:: TASK PROMPT ::
Print the entries below word for word; the pictures stay out of your copy.

╔══

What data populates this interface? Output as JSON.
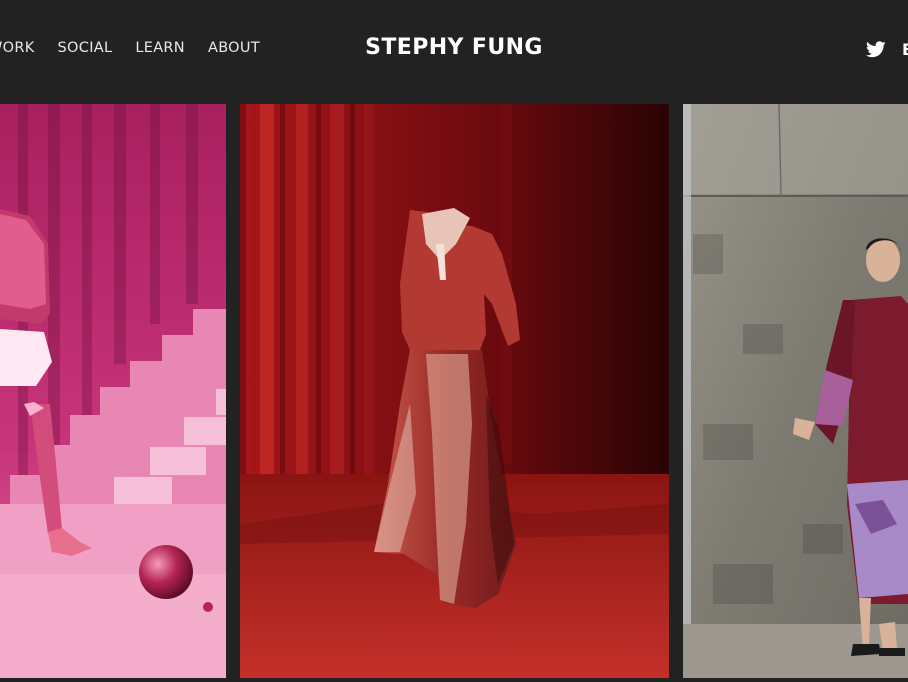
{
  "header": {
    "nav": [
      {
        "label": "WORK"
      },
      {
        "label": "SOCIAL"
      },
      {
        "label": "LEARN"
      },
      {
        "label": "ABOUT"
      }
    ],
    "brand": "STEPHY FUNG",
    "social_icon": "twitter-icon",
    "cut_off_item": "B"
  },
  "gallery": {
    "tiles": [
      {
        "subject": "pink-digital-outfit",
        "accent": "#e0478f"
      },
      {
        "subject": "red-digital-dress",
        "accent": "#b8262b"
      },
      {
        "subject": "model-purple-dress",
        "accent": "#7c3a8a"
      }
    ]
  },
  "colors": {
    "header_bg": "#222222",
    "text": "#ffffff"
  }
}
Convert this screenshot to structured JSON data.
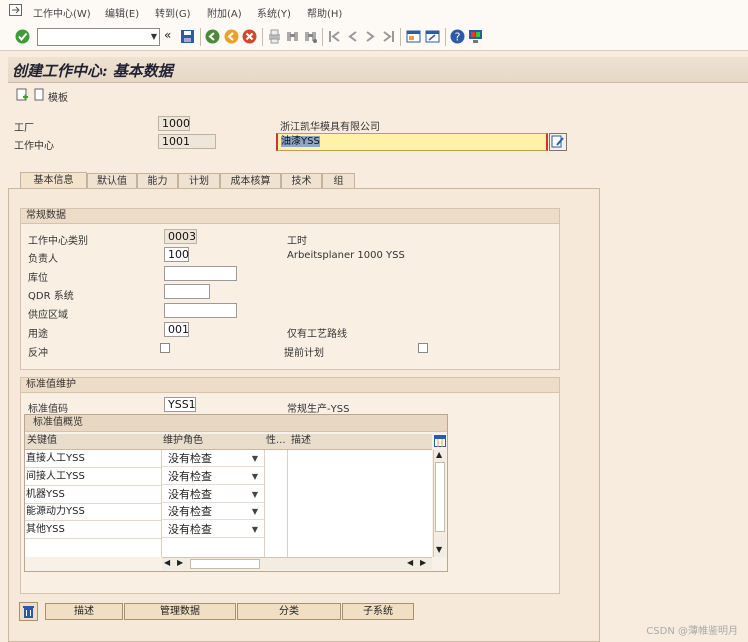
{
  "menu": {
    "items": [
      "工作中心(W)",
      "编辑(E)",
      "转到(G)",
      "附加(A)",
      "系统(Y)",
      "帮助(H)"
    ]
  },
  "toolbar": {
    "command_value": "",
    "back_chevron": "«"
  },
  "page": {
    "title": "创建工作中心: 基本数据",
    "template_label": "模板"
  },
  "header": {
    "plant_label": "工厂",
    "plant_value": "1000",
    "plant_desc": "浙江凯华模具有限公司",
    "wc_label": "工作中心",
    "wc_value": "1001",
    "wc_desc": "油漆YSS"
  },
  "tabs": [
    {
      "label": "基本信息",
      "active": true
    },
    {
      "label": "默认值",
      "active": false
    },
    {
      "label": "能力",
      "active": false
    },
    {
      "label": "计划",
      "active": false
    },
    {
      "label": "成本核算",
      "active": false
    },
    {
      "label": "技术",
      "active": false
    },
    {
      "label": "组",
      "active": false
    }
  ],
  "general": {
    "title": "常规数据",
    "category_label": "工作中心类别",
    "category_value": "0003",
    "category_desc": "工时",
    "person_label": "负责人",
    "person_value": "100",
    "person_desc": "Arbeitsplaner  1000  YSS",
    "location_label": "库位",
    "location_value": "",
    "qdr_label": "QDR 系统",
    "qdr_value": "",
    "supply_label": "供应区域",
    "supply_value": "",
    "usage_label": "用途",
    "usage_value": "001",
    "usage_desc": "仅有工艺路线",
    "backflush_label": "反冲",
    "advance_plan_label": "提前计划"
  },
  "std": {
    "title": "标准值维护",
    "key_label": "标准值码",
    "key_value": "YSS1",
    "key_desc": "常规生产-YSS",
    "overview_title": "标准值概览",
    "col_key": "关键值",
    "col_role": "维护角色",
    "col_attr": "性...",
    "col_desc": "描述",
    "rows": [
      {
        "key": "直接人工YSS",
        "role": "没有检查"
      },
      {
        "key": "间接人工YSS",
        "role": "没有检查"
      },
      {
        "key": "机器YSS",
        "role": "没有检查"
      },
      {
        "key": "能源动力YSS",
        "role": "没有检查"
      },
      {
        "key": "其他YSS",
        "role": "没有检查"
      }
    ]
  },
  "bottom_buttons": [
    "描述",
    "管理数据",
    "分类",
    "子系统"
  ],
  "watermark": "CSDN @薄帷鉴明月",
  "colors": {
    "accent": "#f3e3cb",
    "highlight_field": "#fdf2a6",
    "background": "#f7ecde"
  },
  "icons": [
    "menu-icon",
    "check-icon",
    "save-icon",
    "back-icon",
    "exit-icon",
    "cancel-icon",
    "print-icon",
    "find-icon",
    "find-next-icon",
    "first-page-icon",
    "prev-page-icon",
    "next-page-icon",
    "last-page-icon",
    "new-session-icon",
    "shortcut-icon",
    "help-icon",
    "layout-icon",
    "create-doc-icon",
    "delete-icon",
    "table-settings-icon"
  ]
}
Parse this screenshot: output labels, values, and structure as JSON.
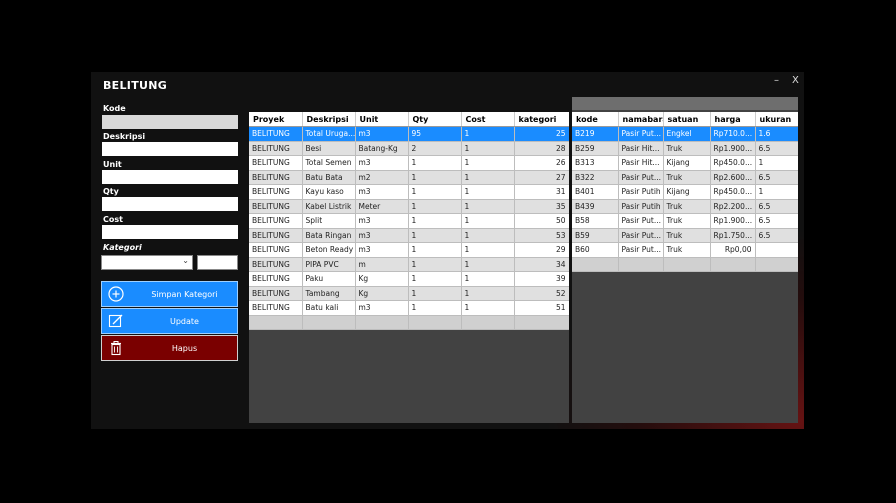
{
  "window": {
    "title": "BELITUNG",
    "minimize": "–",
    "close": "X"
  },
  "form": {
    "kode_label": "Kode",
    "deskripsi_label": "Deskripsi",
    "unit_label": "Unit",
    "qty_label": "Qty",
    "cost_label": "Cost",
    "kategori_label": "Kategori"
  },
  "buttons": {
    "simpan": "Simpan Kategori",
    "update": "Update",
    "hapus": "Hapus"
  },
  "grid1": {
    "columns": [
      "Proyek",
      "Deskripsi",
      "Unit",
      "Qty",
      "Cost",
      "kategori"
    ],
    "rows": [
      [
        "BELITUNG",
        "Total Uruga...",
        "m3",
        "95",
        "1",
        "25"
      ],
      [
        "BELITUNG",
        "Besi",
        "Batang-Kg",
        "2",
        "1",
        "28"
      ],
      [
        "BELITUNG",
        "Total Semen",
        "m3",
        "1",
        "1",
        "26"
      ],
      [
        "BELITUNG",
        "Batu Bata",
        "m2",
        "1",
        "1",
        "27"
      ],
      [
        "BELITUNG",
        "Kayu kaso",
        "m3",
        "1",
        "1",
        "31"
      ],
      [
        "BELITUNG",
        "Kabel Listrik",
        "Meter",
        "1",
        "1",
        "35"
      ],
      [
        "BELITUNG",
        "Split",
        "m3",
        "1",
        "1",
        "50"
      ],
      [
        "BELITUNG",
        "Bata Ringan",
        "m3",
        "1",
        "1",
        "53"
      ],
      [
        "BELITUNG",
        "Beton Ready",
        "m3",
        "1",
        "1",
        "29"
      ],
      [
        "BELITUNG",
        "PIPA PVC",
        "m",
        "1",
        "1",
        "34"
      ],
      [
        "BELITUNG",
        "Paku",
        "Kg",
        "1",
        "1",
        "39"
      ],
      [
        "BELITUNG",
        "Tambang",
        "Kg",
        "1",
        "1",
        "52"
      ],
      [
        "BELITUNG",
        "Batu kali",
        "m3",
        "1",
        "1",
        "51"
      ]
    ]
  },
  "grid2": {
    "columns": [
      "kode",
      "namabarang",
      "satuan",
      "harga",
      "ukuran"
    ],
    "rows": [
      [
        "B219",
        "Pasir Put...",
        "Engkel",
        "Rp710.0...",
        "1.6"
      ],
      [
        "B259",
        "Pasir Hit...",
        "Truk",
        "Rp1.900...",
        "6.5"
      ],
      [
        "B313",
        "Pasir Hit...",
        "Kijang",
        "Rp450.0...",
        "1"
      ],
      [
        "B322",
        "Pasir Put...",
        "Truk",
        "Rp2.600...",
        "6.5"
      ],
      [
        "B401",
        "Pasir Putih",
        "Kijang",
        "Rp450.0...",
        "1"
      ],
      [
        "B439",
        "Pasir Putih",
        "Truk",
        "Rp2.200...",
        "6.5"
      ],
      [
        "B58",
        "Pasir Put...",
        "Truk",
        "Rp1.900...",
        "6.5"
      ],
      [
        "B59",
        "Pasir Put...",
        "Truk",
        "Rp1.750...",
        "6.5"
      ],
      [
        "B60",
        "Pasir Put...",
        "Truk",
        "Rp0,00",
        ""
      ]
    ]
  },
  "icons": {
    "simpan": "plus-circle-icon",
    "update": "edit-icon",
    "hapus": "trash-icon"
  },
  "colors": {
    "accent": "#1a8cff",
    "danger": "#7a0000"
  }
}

╚══

:: ANSWER TO THIS EXERCISE ::
What data populates this interface? Output as JSON.
{
  "header": {
    "nav": [
      {
        "label": "WORK"
      },
      {
        "label": "SOCIAL"
      },
      {
        "label": "LEARN"
      },
      {
        "label": "ABOUT"
      }
    ],
    "brand": "STEPHY FUNG",
    "social_icon": "twitter-icon",
    "cut_off_item": "B"
  },
  "gallery": {
    "tiles": [
      {
        "subject": "pink-digital-outfit",
        "accent": "#e0478f"
      },
      {
        "subject": "red-digital-dress",
        "accent": "#b8262b"
      },
      {
        "subject": "model-purple-dress",
        "accent": "#7c3a8a"
      }
    ]
  },
  "colors": {
    "header_bg": "#222222",
    "text": "#ffffff"
  }
}
Convert this screenshot to structured JSON data.
{
  "menu": {
    "items": [
      "工作中心(W)",
      "编辑(E)",
      "转到(G)",
      "附加(A)",
      "系统(Y)",
      "帮助(H)"
    ]
  },
  "toolbar": {
    "command_value": "",
    "back_chevron": "«"
  },
  "page": {
    "title": "创建工作中心: 基本数据",
    "template_label": "模板"
  },
  "header": {
    "plant_label": "工厂",
    "plant_value": "1000",
    "plant_desc": "浙江凯华模具有限公司",
    "wc_label": "工作中心",
    "wc_value": "1001",
    "wc_desc": "油漆YSS"
  },
  "tabs": [
    {
      "label": "基本信息",
      "active": true
    },
    {
      "label": "默认值",
      "active": false
    },
    {
      "label": "能力",
      "active": false
    },
    {
      "label": "计划",
      "active": false
    },
    {
      "label": "成本核算",
      "active": false
    },
    {
      "label": "技术",
      "active": false
    },
    {
      "label": "组",
      "active": false
    }
  ],
  "general": {
    "title": "常规数据",
    "category_label": "工作中心类别",
    "category_value": "0003",
    "category_desc": "工时",
    "person_label": "负责人",
    "person_value": "100",
    "person_desc": "Arbeitsplaner  1000  YSS",
    "location_label": "库位",
    "location_value": "",
    "qdr_label": "QDR 系统",
    "qdr_value": "",
    "supply_label": "供应区域",
    "supply_value": "",
    "usage_label": "用途",
    "usage_value": "001",
    "usage_desc": "仅有工艺路线",
    "backflush_label": "反冲",
    "advance_plan_label": "提前计划"
  },
  "std": {
    "title": "标准值维护",
    "key_label": "标准值码",
    "key_value": "YSS1",
    "key_desc": "常规生产-YSS",
    "overview_title": "标准值概览",
    "col_key": "关键值",
    "col_role": "维护角色",
    "col_attr": "性...",
    "col_desc": "描述",
    "rows": [
      {
        "key": "直接人工YSS",
        "role": "没有检查"
      },
      {
        "key": "间接人工YSS",
        "role": "没有检查"
      },
      {
        "key": "机器YSS",
        "role": "没有检查"
      },
      {
        "key": "能源动力YSS",
        "role": "没有检查"
      },
      {
        "key": "其他YSS",
        "role": "没有检查"
      }
    ]
  },
  "bottom_buttons": [
    "描述",
    "管理数据",
    "分类",
    "子系统"
  ],
  "watermark": "CSDN @薄帷鉴明月",
  "colors": {
    "accent": "#f3e3cb",
    "highlight_field": "#fdf2a6",
    "background": "#f7ecde"
  },
  "icons": [
    "menu-icon",
    "check-icon",
    "save-icon",
    "back-icon",
    "exit-icon",
    "cancel-icon",
    "print-icon",
    "find-icon",
    "find-next-icon",
    "first-page-icon",
    "prev-page-icon",
    "next-page-icon",
    "last-page-icon",
    "new-session-icon",
    "shortcut-icon",
    "help-icon",
    "layout-icon",
    "create-doc-icon",
    "delete-icon",
    "table-settings-icon"
  ]
}
Parse this screenshot: output labels, values, and structure as JSON.
{
  "window": {
    "title": "BELITUNG",
    "minimize": "–",
    "close": "X"
  },
  "form": {
    "kode_label": "Kode",
    "deskripsi_label": "Deskripsi",
    "unit_label": "Unit",
    "qty_label": "Qty",
    "cost_label": "Cost",
    "kategori_label": "Kategori"
  },
  "buttons": {
    "simpan": "Simpan Kategori",
    "update": "Update",
    "hapus": "Hapus"
  },
  "grid1": {
    "columns": [
      "Proyek",
      "Deskripsi",
      "Unit",
      "Qty",
      "Cost",
      "kategori"
    ],
    "rows": [
      [
        "BELITUNG",
        "Total Uruga...",
        "m3",
        "95",
        "1",
        "25"
      ],
      [
        "BELITUNG",
        "Besi",
        "Batang-Kg",
        "2",
        "1",
        "28"
      ],
      [
        "BELITUNG",
        "Total Semen",
        "m3",
        "1",
        "1",
        "26"
      ],
      [
        "BELITUNG",
        "Batu Bata",
        "m2",
        "1",
        "1",
        "27"
      ],
      [
        "BELITUNG",
        "Kayu kaso",
        "m3",
        "1",
        "1",
        "31"
      ],
      [
        "BELITUNG",
        "Kabel Listrik",
        "Meter",
        "1",
        "1",
        "35"
      ],
      [
        "BELITUNG",
        "Split",
        "m3",
        "1",
        "1",
        "50"
      ],
      [
        "BELITUNG",
        "Bata Ringan",
        "m3",
        "1",
        "1",
        "53"
      ],
      [
        "BELITUNG",
        "Beton Ready",
        "m3",
        "1",
        "1",
        "29"
      ],
      [
        "BELITUNG",
        "PIPA PVC",
        "m",
        "1",
        "1",
        "34"
      ],
      [
        "BELITUNG",
        "Paku",
        "Kg",
        "1",
        "1",
        "39"
      ],
      [
        "BELITUNG",
        "Tambang",
        "Kg",
        "1",
        "1",
        "52"
      ],
      [
        "BELITUNG",
        "Batu kali",
        "m3",
        "1",
        "1",
        "51"
      ]
    ]
  },
  "grid2": {
    "columns": [
      "kode",
      "namabarang",
      "satuan",
      "harga",
      "ukuran"
    ],
    "rows": [
      [
        "B219",
        "Pasir Put...",
        "Engkel",
        "Rp710.0...",
        "1.6"
      ],
      [
        "B259",
        "Pasir Hit...",
        "Truk",
        "Rp1.900...",
        "6.5"
      ],
      [
        "B313",
        "Pasir Hit...",
        "Kijang",
        "Rp450.0...",
        "1"
      ],
      [
        "B322",
        "Pasir Put...",
        "Truk",
        "Rp2.600...",
        "6.5"
      ],
      [
        "B401",
        "Pasir Putih",
        "Kijang",
        "Rp450.0...",
        "1"
      ],
      [
        "B439",
        "Pasir Putih",
        "Truk",
        "Rp2.200...",
        "6.5"
      ],
      [
        "B58",
        "Pasir Put...",
        "Truk",
        "Rp1.900...",
        "6.5"
      ],
      [
        "B59",
        "Pasir Put...",
        "Truk",
        "Rp1.750...",
        "6.5"
      ],
      [
        "B60",
        "Pasir Put...",
        "Truk",
        "Rp0,00",
        ""
      ]
    ]
  },
  "icons": {
    "simpan": "plus-circle-icon",
    "update": "edit-icon",
    "hapus": "trash-icon"
  },
  "colors": {
    "accent": "#1a8cff",
    "danger": "#7a0000"
  }
}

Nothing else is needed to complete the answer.